[Dataset items]
+ + + + +

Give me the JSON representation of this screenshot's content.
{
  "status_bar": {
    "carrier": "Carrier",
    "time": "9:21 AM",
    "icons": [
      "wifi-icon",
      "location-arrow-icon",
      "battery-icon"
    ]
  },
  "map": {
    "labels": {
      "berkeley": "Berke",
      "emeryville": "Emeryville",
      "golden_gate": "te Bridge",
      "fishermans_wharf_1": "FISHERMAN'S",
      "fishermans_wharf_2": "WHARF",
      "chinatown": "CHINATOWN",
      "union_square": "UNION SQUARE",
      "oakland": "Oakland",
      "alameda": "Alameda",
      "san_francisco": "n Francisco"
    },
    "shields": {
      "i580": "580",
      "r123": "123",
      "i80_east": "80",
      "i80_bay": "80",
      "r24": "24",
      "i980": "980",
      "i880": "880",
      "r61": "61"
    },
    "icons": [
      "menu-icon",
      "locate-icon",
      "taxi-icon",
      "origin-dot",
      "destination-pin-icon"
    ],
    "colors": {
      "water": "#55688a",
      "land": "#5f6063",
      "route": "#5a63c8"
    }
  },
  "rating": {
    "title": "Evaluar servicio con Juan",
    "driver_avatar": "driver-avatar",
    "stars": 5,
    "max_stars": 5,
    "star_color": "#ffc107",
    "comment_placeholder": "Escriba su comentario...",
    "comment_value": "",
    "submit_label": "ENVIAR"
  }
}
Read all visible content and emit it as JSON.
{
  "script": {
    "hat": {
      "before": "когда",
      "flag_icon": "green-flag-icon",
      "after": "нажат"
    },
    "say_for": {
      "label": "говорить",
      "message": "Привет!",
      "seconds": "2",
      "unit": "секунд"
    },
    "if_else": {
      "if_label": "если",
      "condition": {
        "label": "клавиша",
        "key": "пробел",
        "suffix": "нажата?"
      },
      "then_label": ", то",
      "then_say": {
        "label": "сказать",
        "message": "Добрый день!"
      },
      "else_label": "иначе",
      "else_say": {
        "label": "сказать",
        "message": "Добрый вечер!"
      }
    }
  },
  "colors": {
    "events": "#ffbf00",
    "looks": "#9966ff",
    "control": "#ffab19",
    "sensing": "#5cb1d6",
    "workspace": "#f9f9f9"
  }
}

+ + + + +

Take the lines from the one containing "Read all visible content and emit it as JSON." to the last line of the material above and write them out exactly.

**SOLUTION FOR THIS EXERCISE**
Read all visible content and emit it as JSON.
{
  "script": {
    "hat": {
      "before": "когда",
      "flag_icon": "green-flag-icon",
      "after": "нажат"
    },
    "say_for": {
      "label": "говорить",
      "message": "Привет!",
      "seconds": "2",
      "unit": "секунд"
    },
    "if_else": {
      "if_label": "если",
      "condition": {
        "label": "клавиша",
        "key": "пробел",
        "suffix": "нажата?"
      },
      "then_label": ", то",
      "then_say": {
        "label": "сказать",
        "message": "Добрый день!"
      },
      "else_label": "иначе",
      "else_say": {
        "label": "сказать",
        "message": "Добрый вечер!"
      }
    }
  },
  "colors": {
    "events": "#ffbf00",
    "looks": "#9966ff",
    "control": "#ffab19",
    "sensing": "#5cb1d6",
    "workspace": "#f9f9f9"
  }
}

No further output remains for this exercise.